Dataset records on visual material
- - - - - - -

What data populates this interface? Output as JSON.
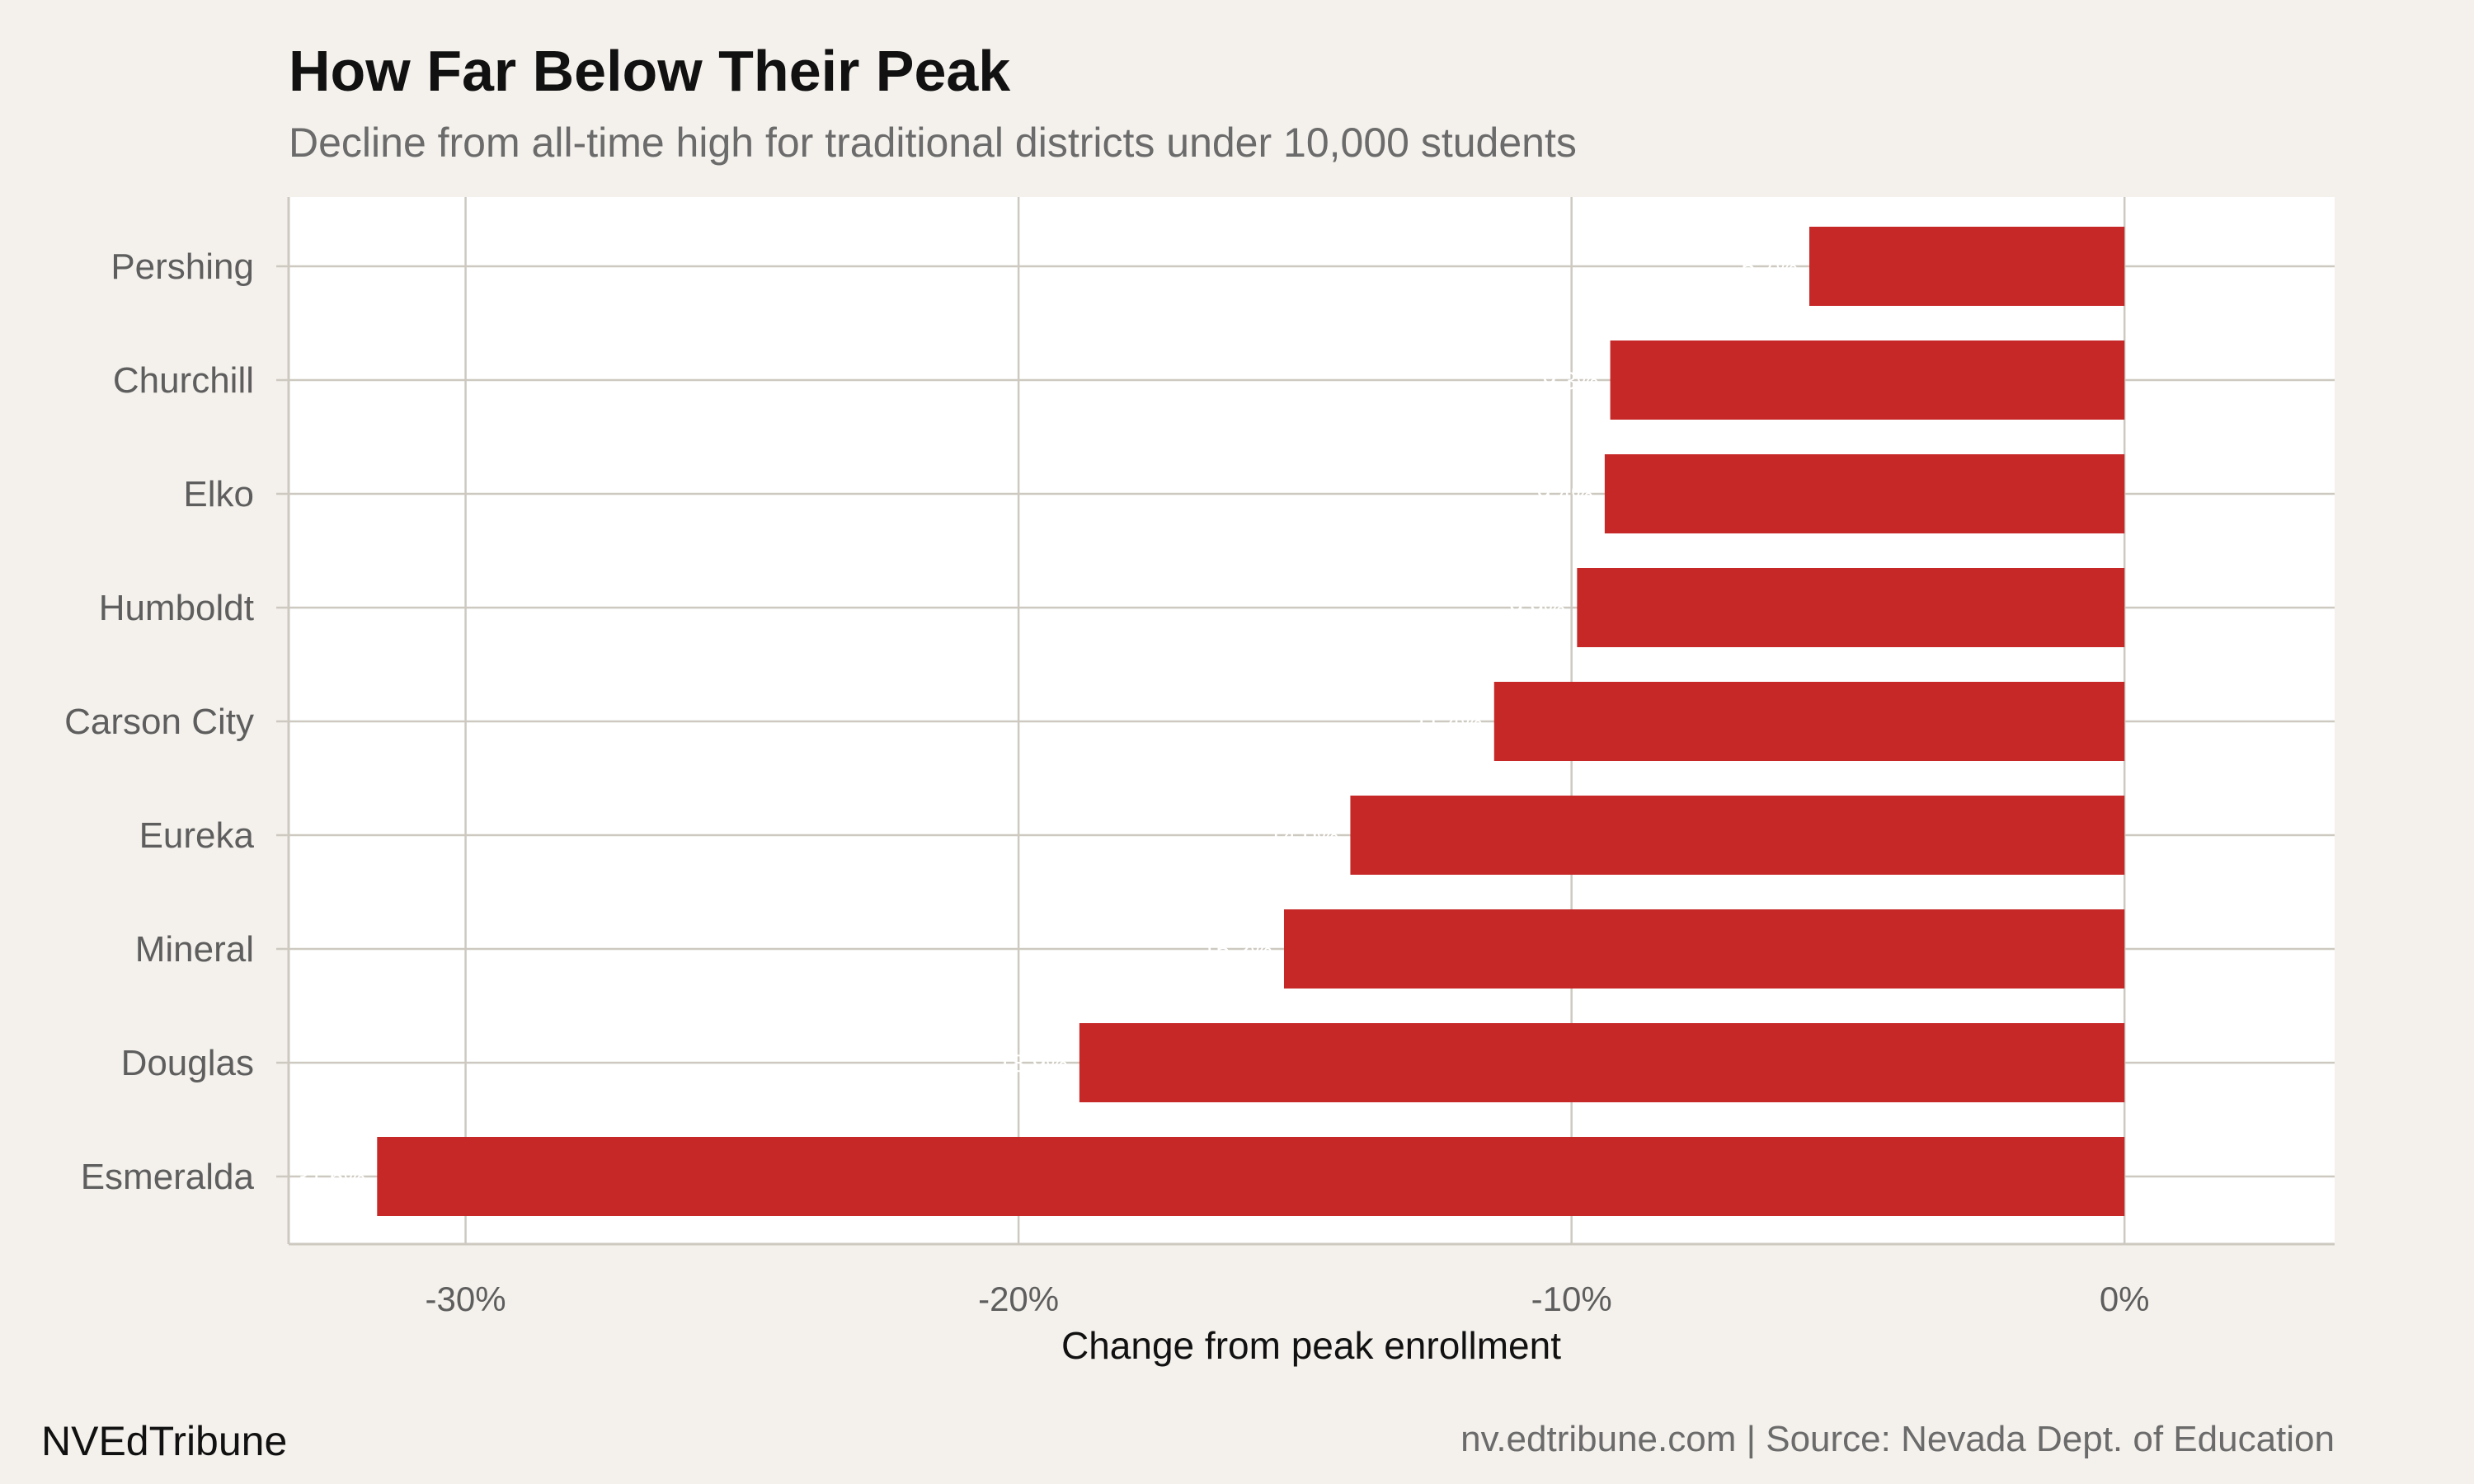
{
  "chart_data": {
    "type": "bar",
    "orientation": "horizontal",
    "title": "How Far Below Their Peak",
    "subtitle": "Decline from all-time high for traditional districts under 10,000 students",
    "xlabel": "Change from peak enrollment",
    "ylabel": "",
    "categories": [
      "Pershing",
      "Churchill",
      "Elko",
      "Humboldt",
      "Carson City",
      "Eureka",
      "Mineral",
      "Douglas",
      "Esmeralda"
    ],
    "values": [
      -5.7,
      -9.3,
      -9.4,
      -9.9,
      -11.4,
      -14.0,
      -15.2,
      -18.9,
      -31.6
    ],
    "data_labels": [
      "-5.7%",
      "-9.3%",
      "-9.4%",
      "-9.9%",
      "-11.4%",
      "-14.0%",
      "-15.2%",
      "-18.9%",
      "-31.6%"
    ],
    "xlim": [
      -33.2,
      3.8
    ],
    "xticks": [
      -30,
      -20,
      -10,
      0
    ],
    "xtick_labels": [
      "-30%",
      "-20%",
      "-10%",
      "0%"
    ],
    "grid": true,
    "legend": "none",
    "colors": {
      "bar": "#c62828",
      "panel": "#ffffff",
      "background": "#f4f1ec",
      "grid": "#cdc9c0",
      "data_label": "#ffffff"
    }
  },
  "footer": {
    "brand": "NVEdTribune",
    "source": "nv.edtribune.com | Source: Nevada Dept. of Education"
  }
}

- - - - - - -

→ WRITTEN INSTRUCTION:
Make a tally of the lines in this data that include the string "from", and answer with that tally alone.

→ RESULT OF THE EXERCISE:
2